» **Short exercise**
Go through the entries below and collect each line with the string "JSON" in it.

» **Listed entries**
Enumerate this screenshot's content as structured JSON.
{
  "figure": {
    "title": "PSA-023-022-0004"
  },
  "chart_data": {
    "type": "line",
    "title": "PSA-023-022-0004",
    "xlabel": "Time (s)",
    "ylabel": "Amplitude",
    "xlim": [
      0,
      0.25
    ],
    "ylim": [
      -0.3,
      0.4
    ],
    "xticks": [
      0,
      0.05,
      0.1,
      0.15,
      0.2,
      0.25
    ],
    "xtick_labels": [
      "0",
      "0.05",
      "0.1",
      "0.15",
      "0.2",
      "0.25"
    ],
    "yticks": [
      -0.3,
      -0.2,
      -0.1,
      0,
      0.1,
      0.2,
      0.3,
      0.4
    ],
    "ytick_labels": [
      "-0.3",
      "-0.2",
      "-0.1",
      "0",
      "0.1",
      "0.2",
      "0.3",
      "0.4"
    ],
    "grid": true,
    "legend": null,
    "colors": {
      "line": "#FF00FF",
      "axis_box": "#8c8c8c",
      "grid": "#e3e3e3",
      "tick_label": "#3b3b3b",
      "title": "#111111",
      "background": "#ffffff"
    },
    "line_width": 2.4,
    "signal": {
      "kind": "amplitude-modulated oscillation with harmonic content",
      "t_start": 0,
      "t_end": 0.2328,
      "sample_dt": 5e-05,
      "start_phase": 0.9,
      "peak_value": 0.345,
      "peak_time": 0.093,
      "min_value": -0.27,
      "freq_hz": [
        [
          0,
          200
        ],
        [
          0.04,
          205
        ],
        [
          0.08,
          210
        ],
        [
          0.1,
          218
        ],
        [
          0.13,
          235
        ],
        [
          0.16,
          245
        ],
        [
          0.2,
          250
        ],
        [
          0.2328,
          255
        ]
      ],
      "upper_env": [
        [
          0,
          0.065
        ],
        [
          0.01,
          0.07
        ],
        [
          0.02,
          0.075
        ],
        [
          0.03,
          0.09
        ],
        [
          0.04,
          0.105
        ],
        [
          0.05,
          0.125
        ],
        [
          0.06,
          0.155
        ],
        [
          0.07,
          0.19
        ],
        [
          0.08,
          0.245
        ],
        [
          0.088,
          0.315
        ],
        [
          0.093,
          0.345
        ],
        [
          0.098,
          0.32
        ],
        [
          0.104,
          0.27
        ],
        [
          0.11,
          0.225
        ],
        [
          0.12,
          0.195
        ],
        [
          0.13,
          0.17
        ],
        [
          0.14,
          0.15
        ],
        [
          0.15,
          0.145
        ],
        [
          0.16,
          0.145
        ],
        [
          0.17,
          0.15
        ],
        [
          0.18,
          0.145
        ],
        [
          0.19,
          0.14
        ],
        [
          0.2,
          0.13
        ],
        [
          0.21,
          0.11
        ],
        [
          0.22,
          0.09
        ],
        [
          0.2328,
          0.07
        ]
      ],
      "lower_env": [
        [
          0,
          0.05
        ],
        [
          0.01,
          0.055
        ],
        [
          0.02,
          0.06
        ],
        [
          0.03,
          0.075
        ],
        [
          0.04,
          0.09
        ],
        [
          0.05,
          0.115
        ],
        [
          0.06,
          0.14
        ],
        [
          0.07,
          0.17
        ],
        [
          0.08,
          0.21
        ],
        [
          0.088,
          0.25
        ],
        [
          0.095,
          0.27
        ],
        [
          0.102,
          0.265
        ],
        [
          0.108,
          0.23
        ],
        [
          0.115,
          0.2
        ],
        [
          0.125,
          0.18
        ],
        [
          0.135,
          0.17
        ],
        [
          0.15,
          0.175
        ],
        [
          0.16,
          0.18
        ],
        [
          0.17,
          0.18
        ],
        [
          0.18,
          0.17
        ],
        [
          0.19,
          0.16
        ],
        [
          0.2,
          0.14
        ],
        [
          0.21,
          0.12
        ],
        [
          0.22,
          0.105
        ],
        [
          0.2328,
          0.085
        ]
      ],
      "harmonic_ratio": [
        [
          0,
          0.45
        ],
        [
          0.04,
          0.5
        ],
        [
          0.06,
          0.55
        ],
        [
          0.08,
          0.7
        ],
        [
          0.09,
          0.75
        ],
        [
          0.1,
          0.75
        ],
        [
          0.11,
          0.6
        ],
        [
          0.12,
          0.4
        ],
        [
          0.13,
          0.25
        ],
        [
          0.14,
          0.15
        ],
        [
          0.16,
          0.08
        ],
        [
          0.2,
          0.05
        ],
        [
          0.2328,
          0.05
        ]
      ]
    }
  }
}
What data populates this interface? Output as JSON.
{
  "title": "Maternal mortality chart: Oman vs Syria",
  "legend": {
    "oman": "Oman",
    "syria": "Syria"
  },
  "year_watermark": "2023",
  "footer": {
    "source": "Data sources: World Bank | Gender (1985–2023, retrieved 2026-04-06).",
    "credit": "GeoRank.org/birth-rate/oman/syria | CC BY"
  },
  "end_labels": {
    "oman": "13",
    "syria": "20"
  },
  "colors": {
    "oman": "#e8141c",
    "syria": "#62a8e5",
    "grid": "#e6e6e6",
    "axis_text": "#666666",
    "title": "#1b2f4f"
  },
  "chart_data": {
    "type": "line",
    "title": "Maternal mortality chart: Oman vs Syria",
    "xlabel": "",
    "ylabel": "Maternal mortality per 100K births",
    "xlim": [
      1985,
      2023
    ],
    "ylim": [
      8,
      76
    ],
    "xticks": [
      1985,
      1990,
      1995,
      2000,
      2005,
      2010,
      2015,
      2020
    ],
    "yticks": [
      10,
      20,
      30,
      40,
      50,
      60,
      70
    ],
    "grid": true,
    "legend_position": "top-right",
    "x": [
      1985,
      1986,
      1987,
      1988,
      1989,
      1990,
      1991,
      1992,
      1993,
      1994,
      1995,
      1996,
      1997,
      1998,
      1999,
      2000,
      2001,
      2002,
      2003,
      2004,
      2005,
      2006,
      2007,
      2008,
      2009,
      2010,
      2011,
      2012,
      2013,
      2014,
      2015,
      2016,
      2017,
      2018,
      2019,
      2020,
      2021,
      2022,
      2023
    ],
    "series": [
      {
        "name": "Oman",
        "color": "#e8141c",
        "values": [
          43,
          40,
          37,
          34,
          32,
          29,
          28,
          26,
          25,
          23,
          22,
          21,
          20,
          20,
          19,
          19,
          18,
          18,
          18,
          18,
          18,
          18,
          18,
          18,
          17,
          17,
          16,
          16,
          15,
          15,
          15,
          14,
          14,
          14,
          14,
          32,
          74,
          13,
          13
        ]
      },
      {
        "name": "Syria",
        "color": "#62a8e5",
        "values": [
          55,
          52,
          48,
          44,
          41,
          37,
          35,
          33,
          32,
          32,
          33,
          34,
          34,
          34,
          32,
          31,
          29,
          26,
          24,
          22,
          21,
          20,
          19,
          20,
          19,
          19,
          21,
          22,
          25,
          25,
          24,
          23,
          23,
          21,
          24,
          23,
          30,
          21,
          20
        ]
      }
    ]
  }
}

» **Exercise response**
Enumerate this screenshot's content as structured JSON.
What data populates this interface? Output as JSON.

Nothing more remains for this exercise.